- **Stated task**: Collect the lines of the entries where "Southern" shows up.

Figure contents as structured data
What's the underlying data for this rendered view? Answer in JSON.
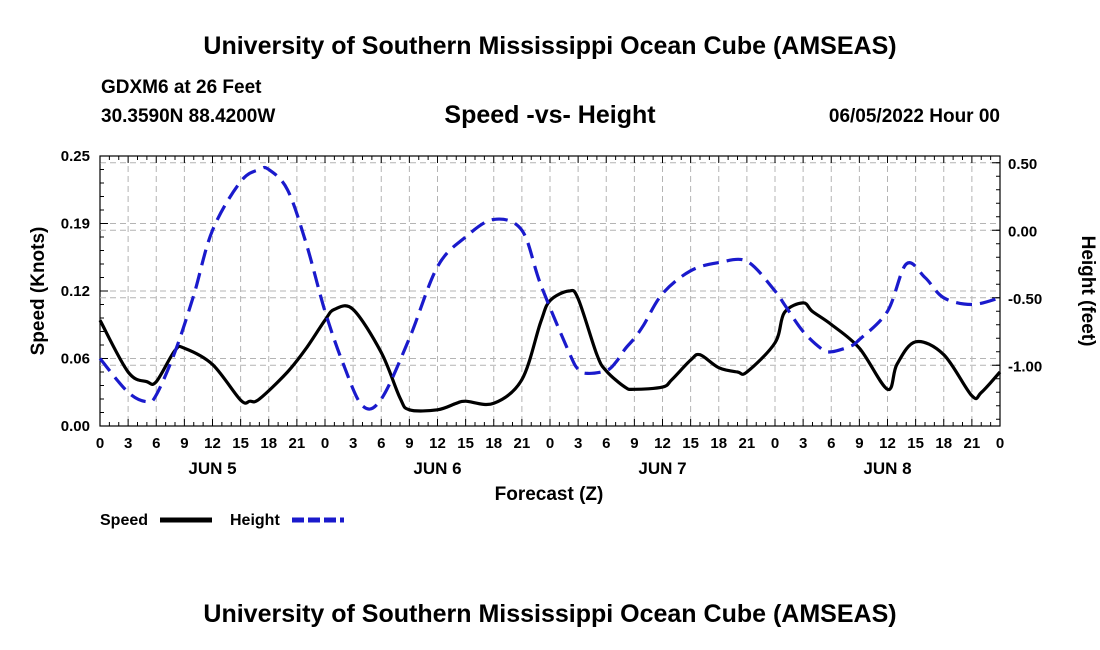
{
  "header": {
    "title": "University of Southern Mississippi Ocean Cube (AMSEAS)",
    "station": "GDXM6 at 26 Feet",
    "coords": "30.3590N  88.4200W",
    "subtitle": "Speed -vs- Height",
    "date": "06/05/2022 Hour 00"
  },
  "footer": {
    "title": "University of Southern Mississippi Ocean Cube (AMSEAS)"
  },
  "colors": {
    "speed": "#000000",
    "height": "#1a1acc",
    "grid": "#b4b4b4"
  },
  "chart_data": {
    "type": "line",
    "title": "Speed -vs- Height",
    "xlabel": "Forecast (Z)",
    "ylabel": "Speed (Knots)",
    "y2label": "Height (feet)",
    "xlim": [
      0,
      96
    ],
    "ylim": [
      0,
      0.25
    ],
    "y2lim": [
      -1.45,
      0.55
    ],
    "y_ticks": [
      0,
      0.0625,
      0.125,
      0.1875,
      0.25
    ],
    "y_tick_labels": [
      "0.00",
      "0.06",
      "0.12",
      "0.19",
      "0.25"
    ],
    "y2_ticks": [
      0.5,
      0,
      -0.5,
      -1
    ],
    "y2_tick_labels": [
      "0.50",
      "0.00",
      "-0.50",
      "-1.00"
    ],
    "x_tick_labels": [
      "0",
      "3",
      "6",
      "9",
      "12",
      "15",
      "18",
      "21",
      "0",
      "3",
      "6",
      "9",
      "12",
      "15",
      "18",
      "21",
      "0",
      "3",
      "6",
      "9",
      "12",
      "15",
      "18",
      "21",
      "0",
      "3",
      "6",
      "9",
      "12",
      "15",
      "18",
      "21",
      "0"
    ],
    "day_labels": [
      {
        "label": "JUN 5",
        "hour": 12
      },
      {
        "label": "JUN 6",
        "hour": 36
      },
      {
        "label": "JUN 7",
        "hour": 60
      },
      {
        "label": "JUN 8",
        "hour": 84
      }
    ],
    "legend": [
      {
        "name": "Speed",
        "style": "solid"
      },
      {
        "name": "Height",
        "style": "dashed"
      }
    ],
    "series": [
      {
        "name": "Speed",
        "axis": "left",
        "style": "solid",
        "x": [
          0,
          3,
          5,
          6,
          8,
          9,
          12,
          15,
          16,
          17,
          20,
          22,
          24,
          25,
          27,
          30,
          32,
          33,
          36,
          38,
          39,
          42,
          45,
          47,
          48,
          50,
          51,
          53,
          54,
          56,
          57,
          60,
          61,
          63,
          64,
          66,
          68,
          69,
          72,
          73,
          75,
          76,
          78,
          81,
          84,
          85,
          87,
          90,
          93,
          94,
          96
        ],
        "y": [
          0.098,
          0.05,
          0.041,
          0.041,
          0.07,
          0.072,
          0.057,
          0.024,
          0.023,
          0.025,
          0.05,
          0.072,
          0.098,
          0.108,
          0.108,
          0.068,
          0.026,
          0.015,
          0.015,
          0.021,
          0.023,
          0.021,
          0.043,
          0.096,
          0.116,
          0.125,
          0.118,
          0.066,
          0.051,
          0.036,
          0.034,
          0.036,
          0.043,
          0.061,
          0.066,
          0.054,
          0.05,
          0.05,
          0.077,
          0.105,
          0.114,
          0.106,
          0.094,
          0.072,
          0.034,
          0.057,
          0.078,
          0.066,
          0.028,
          0.031,
          0.05
        ]
      },
      {
        "name": "Height",
        "axis": "right",
        "style": "dashed",
        "x": [
          0,
          3,
          5,
          6,
          8,
          10,
          12,
          15,
          17,
          18,
          20,
          22,
          24,
          26,
          28,
          30,
          33,
          36,
          39,
          42,
          45,
          47,
          50,
          51,
          52,
          54,
          55,
          56,
          57,
          58,
          60,
          63,
          66,
          69,
          72,
          73,
          75,
          77,
          78,
          80,
          81,
          84,
          86,
          88,
          90,
          93,
          96
        ],
        "y": [
          -0.95,
          -1.2,
          -1.27,
          -1.22,
          -0.9,
          -0.48,
          0.0,
          0.36,
          0.45,
          0.45,
          0.3,
          -0.1,
          -0.6,
          -1.0,
          -1.3,
          -1.25,
          -0.8,
          -0.27,
          -0.05,
          0.08,
          0.0,
          -0.4,
          -0.9,
          -1.03,
          -1.06,
          -1.04,
          -0.98,
          -0.88,
          -0.8,
          -0.7,
          -0.47,
          -0.3,
          -0.24,
          -0.23,
          -0.45,
          -0.55,
          -0.75,
          -0.88,
          -0.9,
          -0.86,
          -0.81,
          -0.6,
          -0.25,
          -0.35,
          -0.5,
          -0.55,
          -0.5
        ]
      }
    ]
  }
}
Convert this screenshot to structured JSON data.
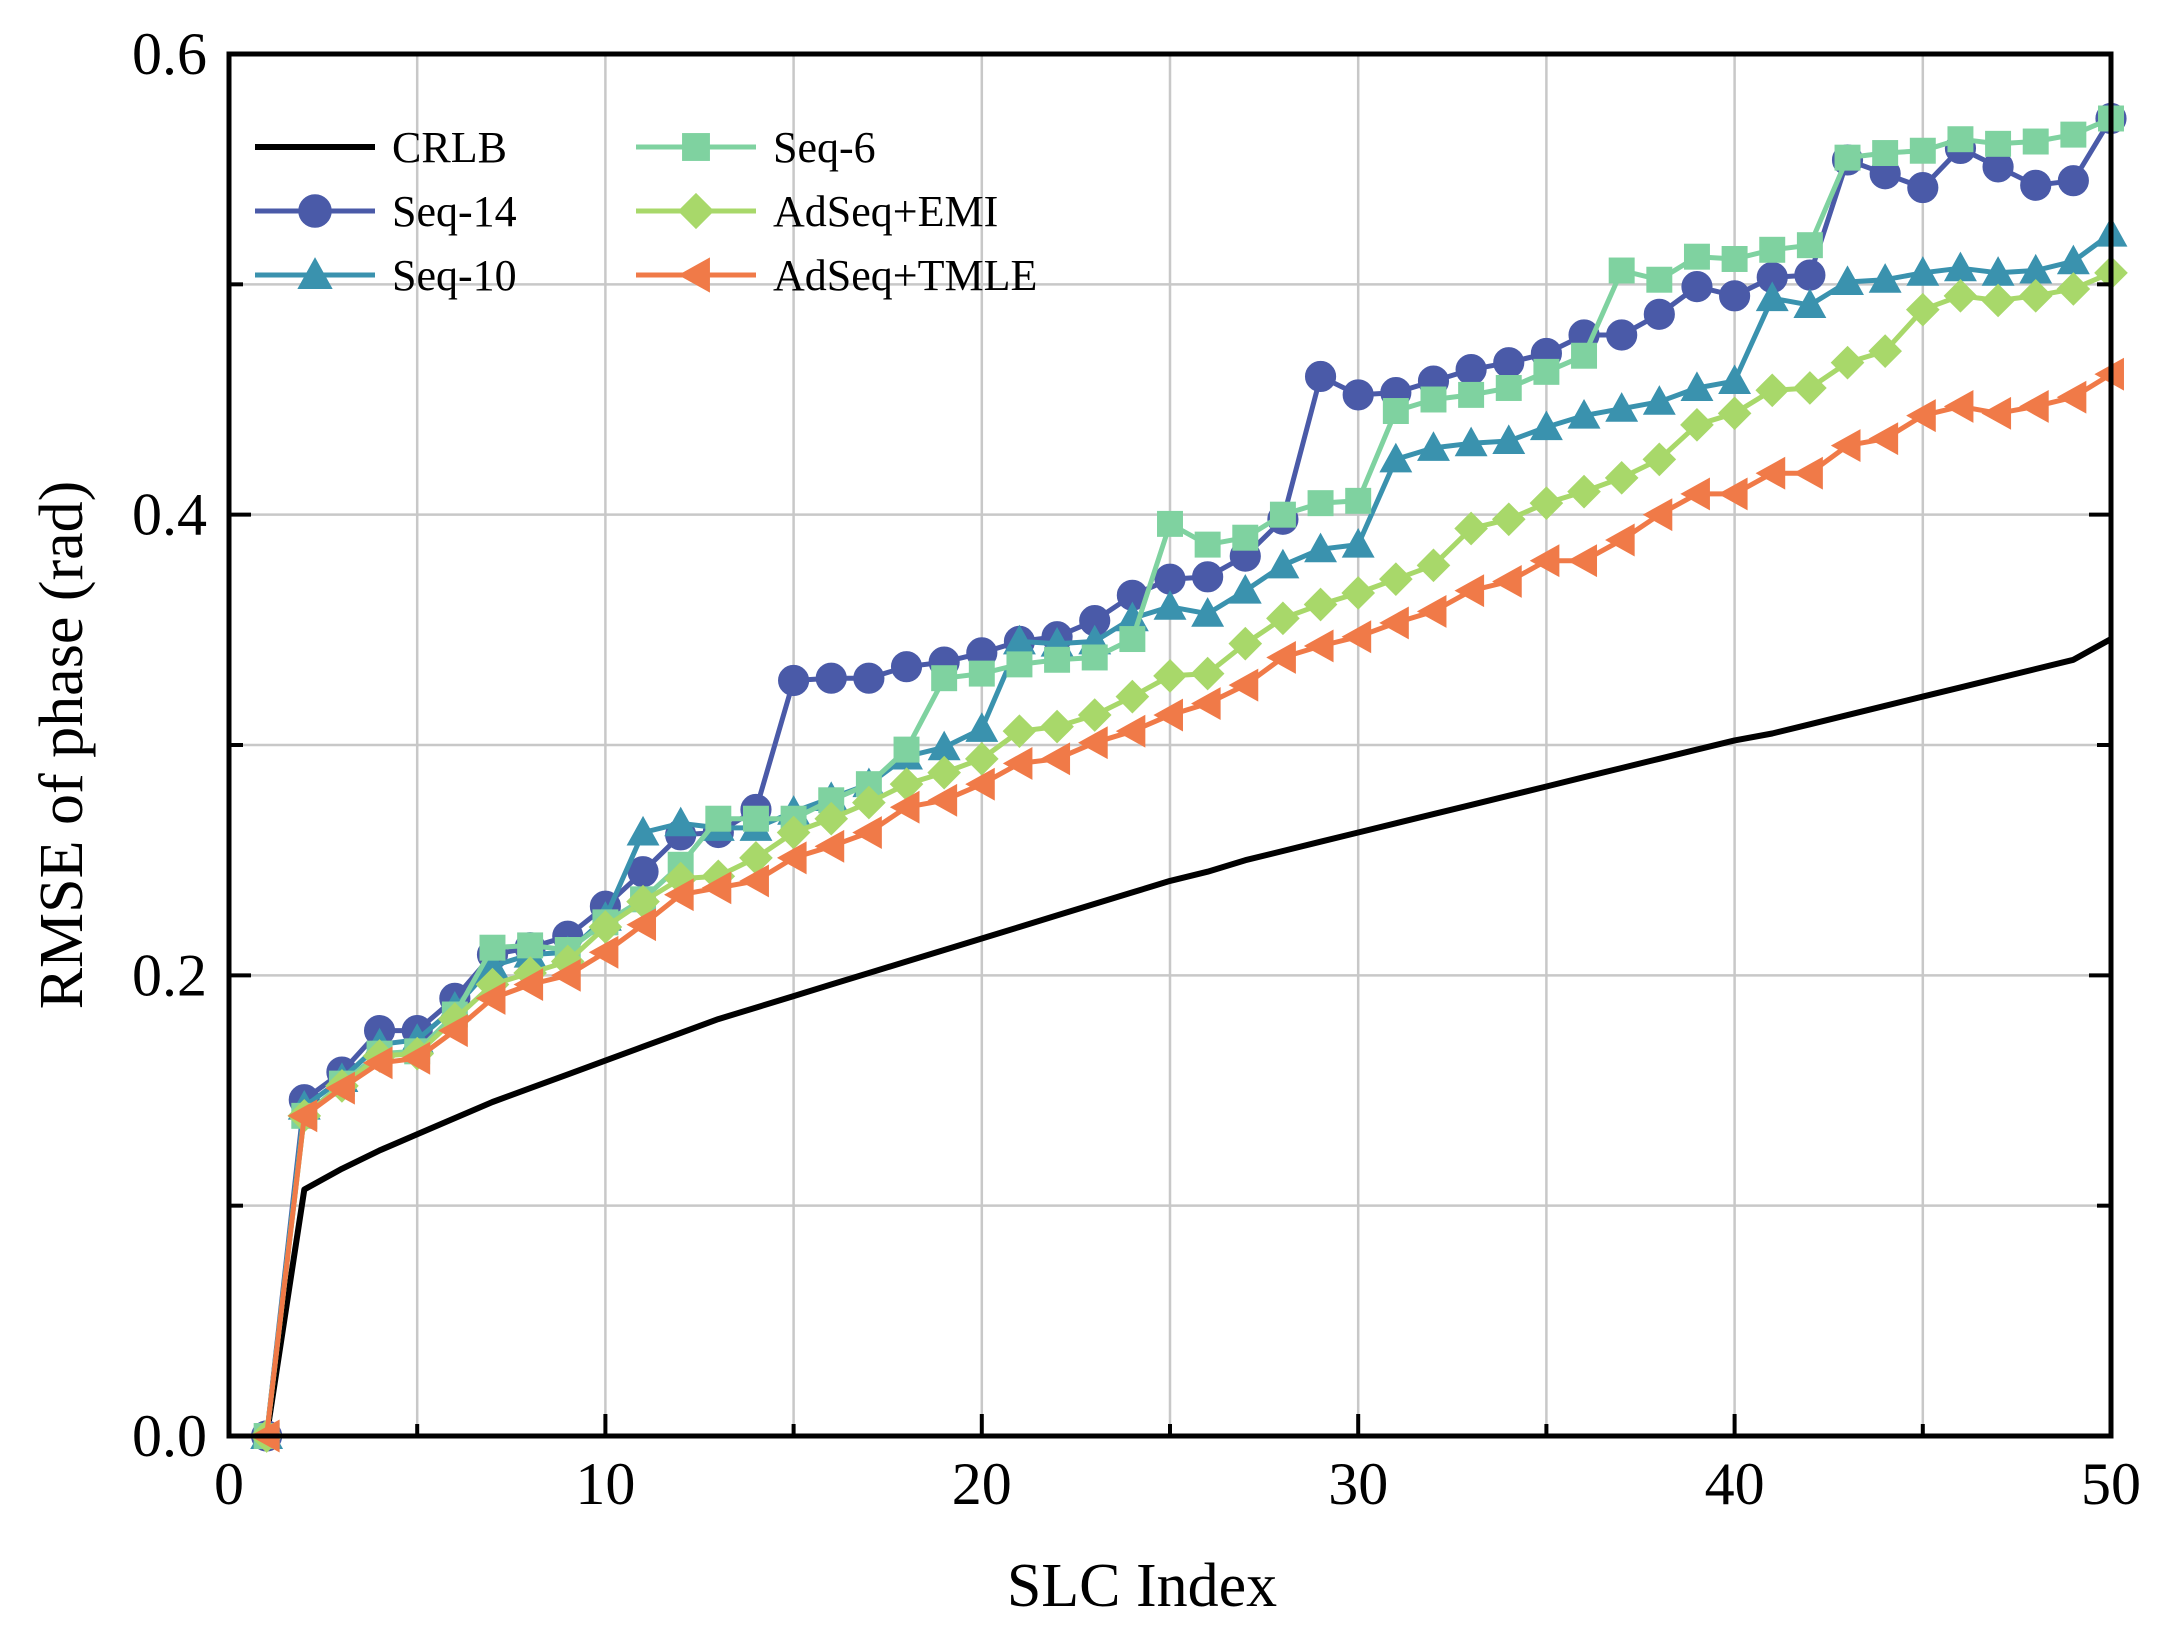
{
  "chart_data": {
    "type": "line",
    "title": "",
    "xlabel": "SLC Index",
    "ylabel": "RMSE of phase (rad)",
    "xlim": [
      0,
      50
    ],
    "ylim": [
      0,
      0.6
    ],
    "xticks": [
      0,
      10,
      20,
      30,
      40,
      50
    ],
    "xtick_labels": [
      "0",
      "10",
      "20",
      "30",
      "40",
      "50"
    ],
    "yticks": [
      0,
      0.2,
      0.4,
      0.6
    ],
    "ytick_labels": [
      "0.0",
      "0.2",
      "0.4",
      "0.6"
    ],
    "minor_yticks": [
      0.1,
      0.3,
      0.5
    ],
    "minor_xticks": [
      5,
      15,
      25,
      35,
      45
    ],
    "grid": true,
    "legend": "top-left, two columns",
    "x": [
      1,
      2,
      3,
      4,
      5,
      6,
      7,
      8,
      9,
      10,
      11,
      12,
      13,
      14,
      15,
      16,
      17,
      18,
      19,
      20,
      21,
      22,
      23,
      24,
      25,
      26,
      27,
      28,
      29,
      30,
      31,
      32,
      33,
      34,
      35,
      36,
      37,
      38,
      39,
      40,
      41,
      42,
      43,
      44,
      45,
      46,
      47,
      48,
      49,
      50
    ],
    "series": [
      {
        "name": "CRLB",
        "color": "#000000",
        "marker": "none",
        "values": [
          0.0,
          0.107,
          0.116,
          0.124,
          0.131,
          0.138,
          0.145,
          0.151,
          0.157,
          0.163,
          0.169,
          0.175,
          0.181,
          0.186,
          0.191,
          0.196,
          0.201,
          0.206,
          0.211,
          0.216,
          0.221,
          0.226,
          0.231,
          0.236,
          0.241,
          0.245,
          0.25,
          0.254,
          0.258,
          0.262,
          0.266,
          0.27,
          0.274,
          0.278,
          0.282,
          0.286,
          0.29,
          0.294,
          0.298,
          0.302,
          0.305,
          0.309,
          0.313,
          0.317,
          0.321,
          0.325,
          0.329,
          0.333,
          0.337,
          0.346
        ]
      },
      {
        "name": "Seq-14",
        "color": "#4a5aa8",
        "marker": "circle",
        "values": [
          0.0,
          0.146,
          0.158,
          0.176,
          0.176,
          0.19,
          0.209,
          0.212,
          0.217,
          0.23,
          0.245,
          0.261,
          0.262,
          0.272,
          0.328,
          0.329,
          0.329,
          0.334,
          0.336,
          0.34,
          0.345,
          0.347,
          0.354,
          0.365,
          0.372,
          0.373,
          0.382,
          0.398,
          0.46,
          0.452,
          0.453,
          0.458,
          0.463,
          0.466,
          0.47,
          0.478,
          0.478,
          0.487,
          0.499,
          0.495,
          0.503,
          0.504,
          0.554,
          0.548,
          0.542,
          0.559,
          0.551,
          0.543,
          0.545,
          0.572
        ]
      },
      {
        "name": "Seq-10",
        "color": "#3a92ae",
        "marker": "triangle",
        "values": [
          0.0,
          0.143,
          0.155,
          0.17,
          0.172,
          0.186,
          0.204,
          0.209,
          0.21,
          0.225,
          0.262,
          0.266,
          0.264,
          0.264,
          0.271,
          0.277,
          0.283,
          0.295,
          0.299,
          0.307,
          0.345,
          0.344,
          0.345,
          0.355,
          0.36,
          0.357,
          0.367,
          0.378,
          0.385,
          0.387,
          0.424,
          0.429,
          0.431,
          0.432,
          0.438,
          0.443,
          0.446,
          0.449,
          0.455,
          0.458,
          0.494,
          0.491,
          0.501,
          0.502,
          0.505,
          0.507,
          0.505,
          0.506,
          0.51,
          0.522
        ]
      },
      {
        "name": "Seq-6",
        "color": "#7fd2a0",
        "marker": "square",
        "values": [
          0.0,
          0.139,
          0.153,
          0.166,
          0.167,
          0.183,
          0.212,
          0.213,
          0.211,
          0.223,
          0.233,
          0.248,
          0.268,
          0.268,
          0.268,
          0.276,
          0.283,
          0.298,
          0.329,
          0.331,
          0.335,
          0.337,
          0.338,
          0.346,
          0.396,
          0.387,
          0.39,
          0.4,
          0.405,
          0.406,
          0.445,
          0.45,
          0.452,
          0.455,
          0.462,
          0.469,
          0.506,
          0.502,
          0.512,
          0.511,
          0.515,
          0.517,
          0.555,
          0.557,
          0.558,
          0.563,
          0.561,
          0.562,
          0.565,
          0.572
        ]
      },
      {
        "name": "AdSeq+EMI",
        "color": "#a8d86a",
        "marker": "diamond",
        "values": [
          0.0,
          0.139,
          0.152,
          0.165,
          0.166,
          0.181,
          0.196,
          0.201,
          0.206,
          0.221,
          0.232,
          0.242,
          0.243,
          0.251,
          0.262,
          0.268,
          0.275,
          0.283,
          0.288,
          0.294,
          0.306,
          0.308,
          0.313,
          0.321,
          0.33,
          0.331,
          0.344,
          0.355,
          0.361,
          0.366,
          0.372,
          0.378,
          0.394,
          0.398,
          0.405,
          0.41,
          0.416,
          0.424,
          0.439,
          0.444,
          0.454,
          0.455,
          0.466,
          0.471,
          0.489,
          0.495,
          0.493,
          0.495,
          0.498,
          0.505
        ]
      },
      {
        "name": "AdSeq+TMLE",
        "color": "#f07a48",
        "marker": "triangle-left",
        "values": [
          0.0,
          0.139,
          0.151,
          0.162,
          0.164,
          0.176,
          0.19,
          0.196,
          0.2,
          0.21,
          0.222,
          0.235,
          0.238,
          0.241,
          0.251,
          0.256,
          0.262,
          0.273,
          0.276,
          0.283,
          0.292,
          0.294,
          0.301,
          0.306,
          0.313,
          0.318,
          0.326,
          0.338,
          0.343,
          0.347,
          0.353,
          0.358,
          0.367,
          0.371,
          0.38,
          0.38,
          0.389,
          0.4,
          0.409,
          0.409,
          0.418,
          0.418,
          0.43,
          0.433,
          0.443,
          0.447,
          0.444,
          0.447,
          0.451,
          0.461
        ]
      }
    ]
  }
}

- **Output below**:
    "title": "University of Southern Mississippi Ocean Cube (AMSEAS)",
    "title": "University of Southern Mississippi Ocean Cube (AMSEAS)"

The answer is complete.